_WHAT YOU WILL DO_
From the listing below, copy every line with the word "tower".

Dataset entries:
* * * * *
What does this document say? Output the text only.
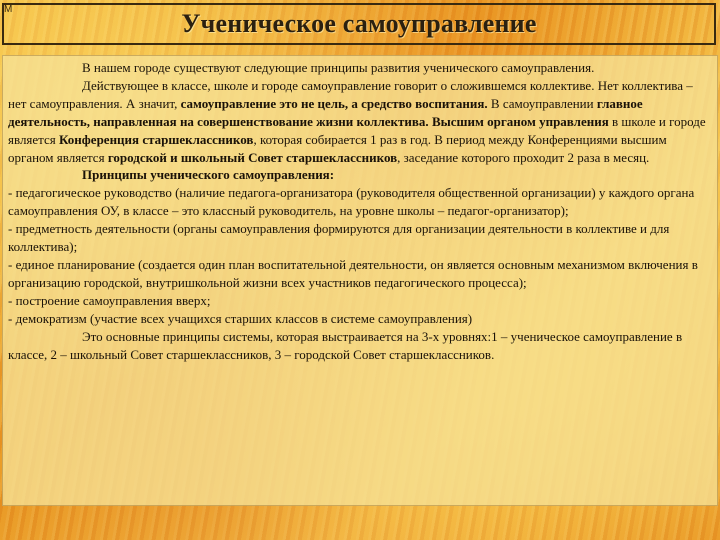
M	Ученическое самоуправление

В нашем городе существуют следующие принципы развития ученического самоуправления.

Действующее в классе, школе и городе самоуправление говорит о сложившемся коллективе. Нет коллектива – нет самоуправления. А значит, самоуправление это не цель, а средство воспитания. В самоуправлении главное деятельность, направленная на совершенствование жизни коллектива. Высшим органом управления в школе и городе является Конференция старшеклассников, которая собирается 1 раз в год. В период между Конференциями высшим органом является городской и школьный Совет старшеклассников, заседание которого проходит 2 раза в месяц.

Принципы ученического самоуправления:

- педагогическое руководство (наличие педагога-организатора (руководителя общественной организации) у каждого органа самоуправления ОУ, в классе – это классный руководитель, на уровне школы – педагог-организатор);

- предметность деятельности (органы самоуправления формируются для организации деятельности в коллективе и для коллектива);

- единое планирование (создается один план воспитательной деятельности, он является основным механизмом включения в организацию городской, внутришкольной жизни всех участников педагогического процесса);

- построение самоуправления вверх;

- демократизм (участие всех учащихся старших классов в системе самоуправления)

Это основные принципы системы, которая выстраивается на 3-х уровнях:1 – ученическое самоуправление в классе, 2 – школьный Совет старшеклассников, 3 – городской Совет старшеклассников.
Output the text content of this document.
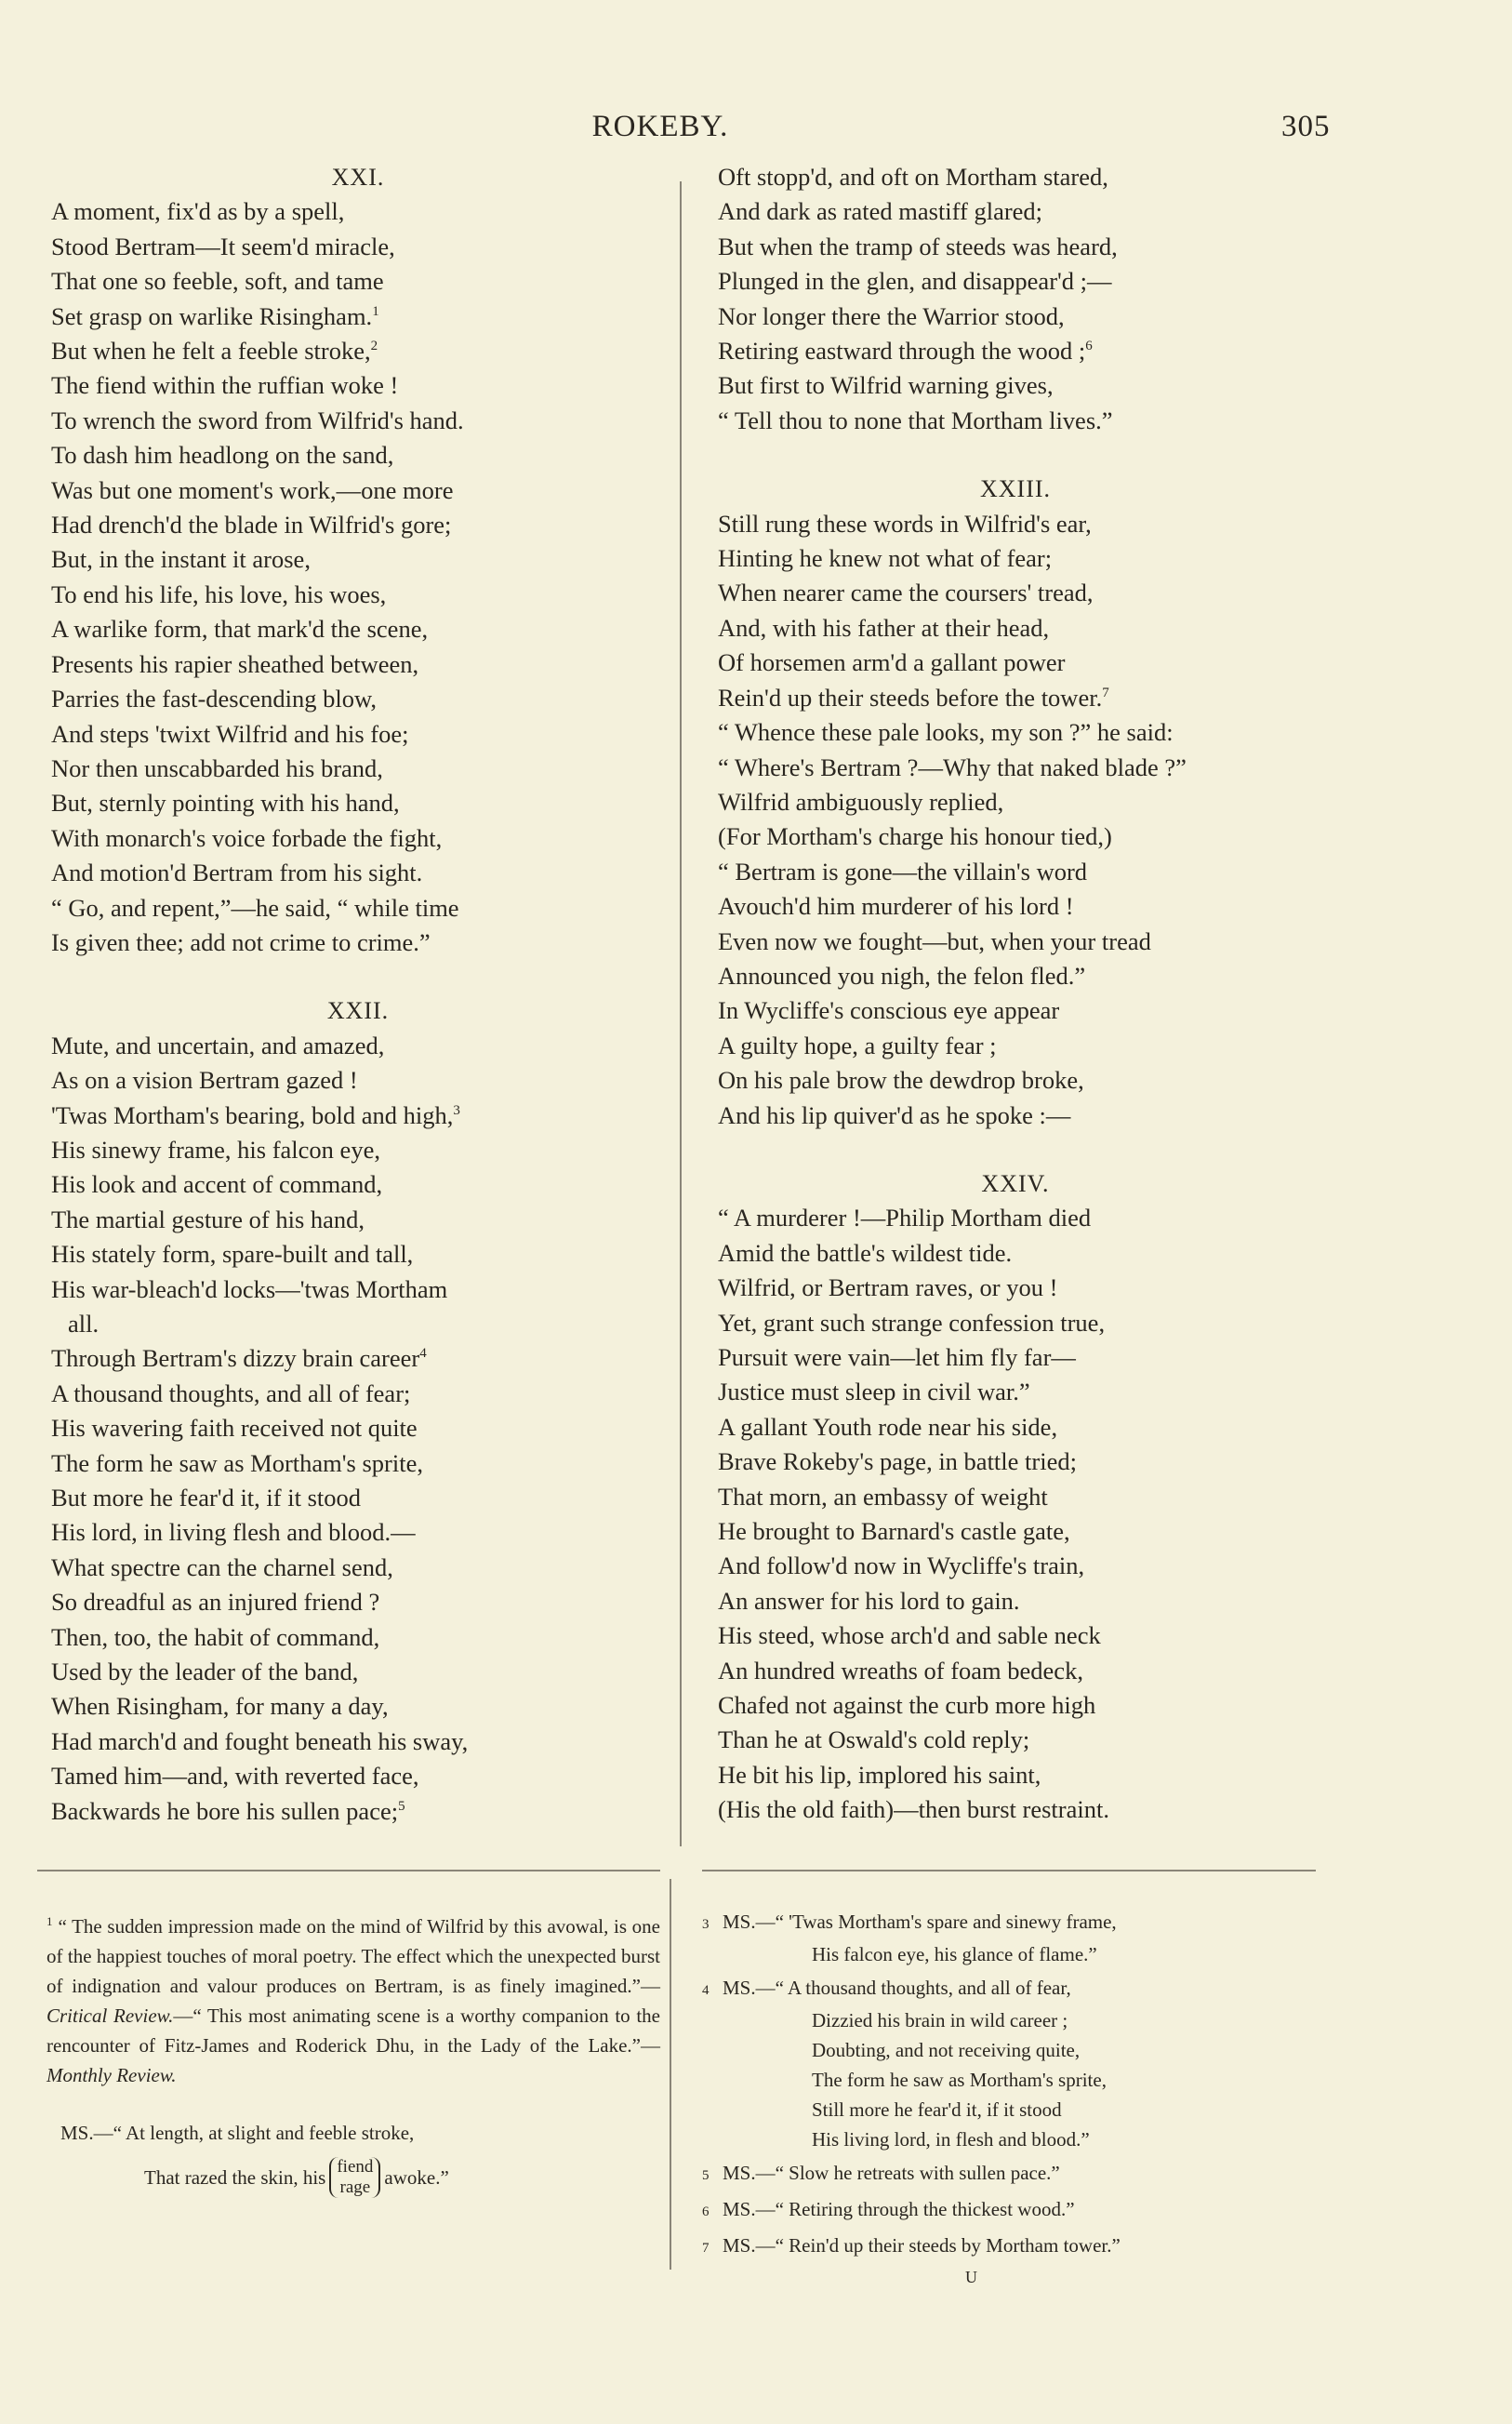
ROKEBY.	305
XXI.
A moment, fix'd as by a spell,
Stood Bertram—It seem'd miracle,
That one so feeble, soft, and tame
Set grasp on warlike Risingham.$^1$
But when he felt a feeble stroke,$^2$
The fiend within the ruffian woke !
To wrench the sword from Wilfrid's hand.
To dash him headlong on the sand,
Was but one moment's work,—one more
Had drench'd the blade in Wilfrid's gore;
But, in the instant it arose,
To end his life, his love, his woes,
A warlike form, that mark'd the scene,
Presents his rapier sheathed between,
Parries the fast-descending blow,
And steps 'twixt Wilfrid and his foe;
Nor then unscabbarded his brand,
But, sternly pointing with his hand,
With monarch's voice forbade the fight,
And motion'd Bertram from his sight.
“ Go, and repent,”—he said, “ while time
Is given thee; add not crime to crime.”
XXII.
Mute, and uncertain, and amazed,
As on a vision Bertram gazed !
'Twas Mortham's bearing, bold and high,$^3$
His sinewy frame, his falcon eye,
His look and accent of command,
The martial gesture of his hand,
His stately form, spare-built and tall,
His war-bleach'd locks—'twas Mortham
all.
Through Bertram's dizzy brain career$^4$
A thousand thoughts, and all of fear;
His wavering faith received not quite
The form he saw as Mortham's sprite,
But more he fear'd it, if it stood
His lord, in living flesh and blood.—
What spectre can the charnel send,
So dreadful as an injured friend ?
Then, too, the habit of command,
Used by the leader of the band,
When Risingham, for many a day,
Had march'd and fought beneath his sway,
Tamed him—and, with reverted face,
Backwards he bore his sullen pace;$^5$
Oft stopp'd, and oft on Mortham stared,
And dark as rated mastiff glared;
But when the tramp of steeds was heard,
Plunged in the glen, and disappear'd ;—
Nor longer there the Warrior stood,
Retiring eastward through the wood ;$^6$
But first to Wilfrid warning gives,
“ Tell thou to none that Mortham lives.”
XXIII.
Still rung these words in Wilfrid's ear,
Hinting he knew not what of fear;
When nearer came the coursers' tread,
And, with his father at their head,
Of horsemen arm'd a gallant power
Rein'd up their steeds before the tower.$^7$
“ Whence these pale looks, my son ?” he said:
“ Where's Bertram ?—Why that naked blade ?”
Wilfrid ambiguously replied,
(For Mortham's charge his honour tied,)
“ Bertram is gone—the villain's word
Avouch'd him murderer of his lord !
Even now we fought—but, when your tread
Announced you nigh, the felon fled.”
In Wycliffe's conscious eye appear
A guilty hope, a guilty fear ;
On his pale brow the dewdrop broke,
And his lip quiver'd as he spoke :—
XXIV.
“ A murderer !—Philip Mortham died
Amid the battle's wildest tide.
Wilfrid, or Bertram raves, or you !
Yet, grant such strange confession true,
Pursuit were vain—let him fly far—
Justice must sleep in civil war.”
A gallant Youth rode near his side,
Brave Rokeby's page, in battle tried;
That morn, an embassy of weight
He brought to Barnard's castle gate,
And follow'd now in Wycliffe's train,
An answer for his lord to gain.
His steed, whose arch'd and sable neck
An hundred wreaths of foam bedeck,
Chafed not against the curb more high
Than he at Oswald's cold reply;
He bit his lip, implored his saint,
(His the old faith)—then burst restraint.
$^1$ “ The sudden impression made on the mind of Wilfrid by this avowal, is one of the happiest touches of moral poetry. The effect which the unexpected burst of indignation and valour produces on Bertram, is as finely imagined.”—Critical Review.—“ This most animating scene is a worthy companion to the rencounter of Fitz-James and Roderick Dhu, in the Lady of the Lake.”—Monthly Review.
MS.—“ At length, at slight and feeble stroke,
That razed the skin, his fiend
rage awoke.”
3 MS.—“ 'Twas Mortham's spare and sinewy frame,
His falcon eye, his glance of flame.”
4 MS.—“ A thousand thoughts, and all of fear,
Dizzied his brain in wild career ;
Doubting, and not receiving quite,
The form he saw as Mortham's sprite,
Still more he fear'd it, if it stood
His living lord, in flesh and blood.”
5 MS.—“ Slow he retreats with sullen pace.”
6 MS.—“ Retiring through the thickest wood.”
7 MS.—“ Rein'd up their steeds by Mortham tower.”
U
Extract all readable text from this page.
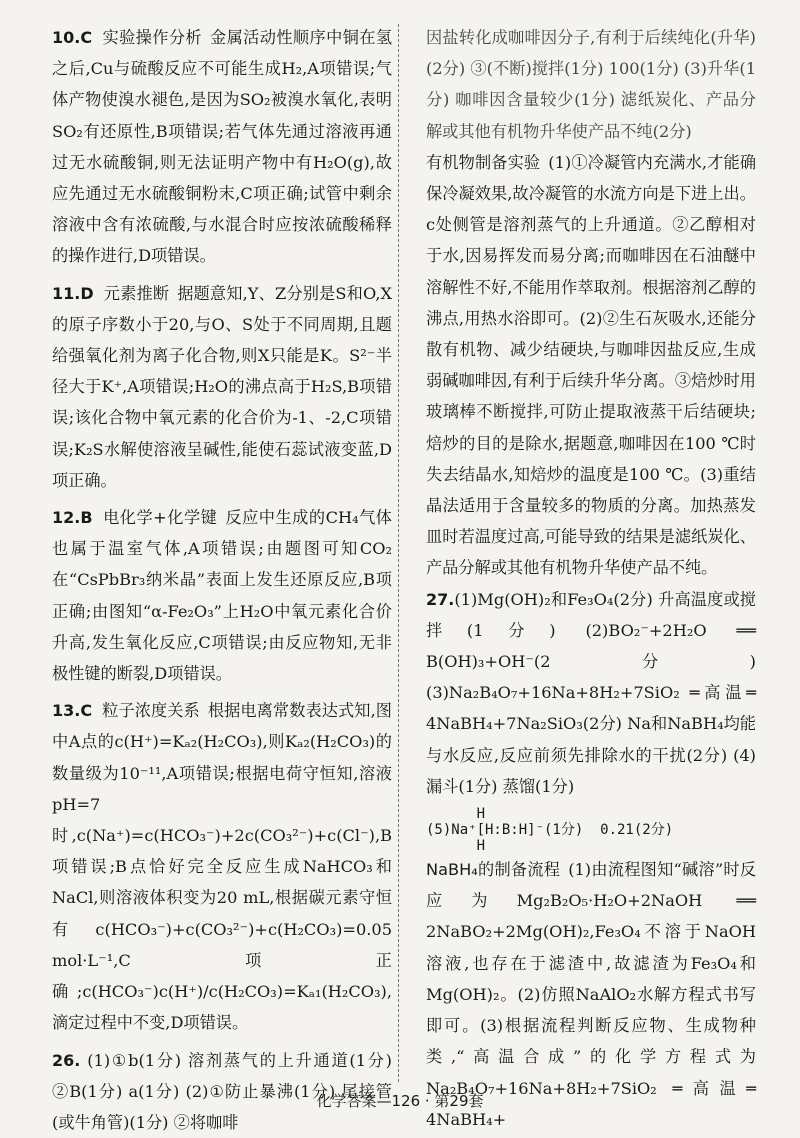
10.C 实验操作分析 金属活动性顺序中铜在氢之后,Cu与硫酸反应不可能生成H₂,A项错误;气体产物使溴水褪色,是因为SO₂被溴水氧化,表明SO₂有还原性,B项错误;若气体先通过溶液再通过无水硫酸铜,则无法证明产物中有H₂O(g),故应先通过无水硫酸铜粉末,C项正确;试管中剩余溶液中含有浓硫酸,与水混合时应按浓硫酸稀释的操作进行,D项错误。

11.D 元素推断 据题意知,Y、Z分别是S和O,X的原子序数小于20,与O、S处于不同周期,且题给强氧化剂为离子化合物,则X只能是K。S²⁻半径大于K⁺,A项错误;H₂O的沸点高于H₂S,B项错误;该化合物中氧元素的化合价为-1、-2,C项错误;K₂S水解使溶液呈碱性,能使石蕊试液变蓝,D项正确。

12.B 电化学+化学键 反应中生成的CH₄气体也属于温室气体,A项错误;由题图可知CO₂在“CsPbBr₃纳米晶”表面上发生还原反应,B项正确;由图知“α-Fe₂O₃”上H₂O中氧元素化合价升高,发生氧化反应,C项错误;由反应物知,无非极性键的断裂,D项错误。

13.C 粒子浓度关系 根据电离常数表达式知,图中A点的c(H⁺)=Kₐ₂(H₂CO₃),则Kₐ₂(H₂CO₃)的数量级为10⁻¹¹,A项错误;根据电荷守恒知,溶液pH=7时,c(Na⁺)=c(HCO₃⁻)+2c(CO₃²⁻)+c(Cl⁻),B项错误;B点恰好完全反应生成NaHCO₃和NaCl,则溶液体积变为20 mL,根据碳元素守恒有c(HCO₃⁻)+c(CO₃²⁻)+c(H₂CO₃)=0.05 mol·L⁻¹,C项正确;c(HCO₃⁻)c(H⁺)/c(H₂CO₃)=Kₐ₁(H₂CO₃),滴定过程中不变,D项错误。

26. (1)①b(1分) 溶剂蒸气的上升通道(1分) ②B(1分) a(1分) (2)①防止暴沸(1分) 尾接管(或牛角管)(1分) ②将咖啡

因盐转化成咖啡因分子,有利于后续纯化(升华)(2分) ③(不断)搅拌(1分) 100(1分) (3)升华(1分) 咖啡因含量较少(1分) 滤纸炭化、产品分解或其他有机物升华使产品不纯(2分)

有机物制备实验 (1)①冷凝管内充满水,才能确保冷凝效果,故冷凝管的水流方向是下进上出。c处侧管是溶剂蒸气的上升通道。②乙醇相对于水,因易挥发而易分离;而咖啡因在石油醚中溶解性不好,不能用作萃取剂。根据溶剂乙醇的沸点,用热水浴即可。(2)②生石灰吸水,还能分散有机物、减少结硬块,与咖啡因盐反应,生成弱碱咖啡因,有利于后续升华分离。③焙炒时用玻璃棒不断搅拌,可防止提取液蒸干后结硬块;焙炒的目的是除水,据题意,咖啡因在100 ℃时失去结晶水,知焙炒的温度是100 ℃。(3)重结晶法适用于含量较多的物质的分离。加热蒸发皿时若温度过高,可能导致的结果是滤纸炭化、产品分解或其他有机物升华使产品不纯。

27.(1)Mg(OH)₂和Fe₃O₄(2分) 升高温度或搅拌(1分) (2)BO₂⁻+2H₂O ══ B(OH)₃+OH⁻(2分) (3)Na₂B₄O₇+16Na+8H₂+7SiO₂ ═高温═ 4NaBH₄+7Na₂SiO₃(2分) Na和NaBH₄均能与水反应,反应前须先排除水的干扰(2分) (4)漏斗(1分) 蒸馏(1分)

H
(5)Na⁺[H:B:H]⁻(1分)  0.21(2分)
H

NaBH₄的制备流程 (1)由流程图知“碱溶”时反应为Mg₂B₂O₅·H₂O+2NaOH ══ 2NaBO₂+2Mg(OH)₂,Fe₃O₄不溶于NaOH溶液,也存在于滤渣中,故滤渣为Fe₃O₄和Mg(OH)₂。(2)仿照NaAlO₂水解方程式书写即可。(3)根据流程判断反应物、生成物种类,“高温合成”的化学方程式为Na₂B₄O₇+16Na+8H₂+7SiO₂ ═高温═ 4NaBH₄+

化学答案—126 · 第29套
* * * * *
_EXERCISE OUTPUT_
Rein'd up their steeds before the tower.$^7$
7 MS.—“ Rein'd up their steeds by Mortham tower.”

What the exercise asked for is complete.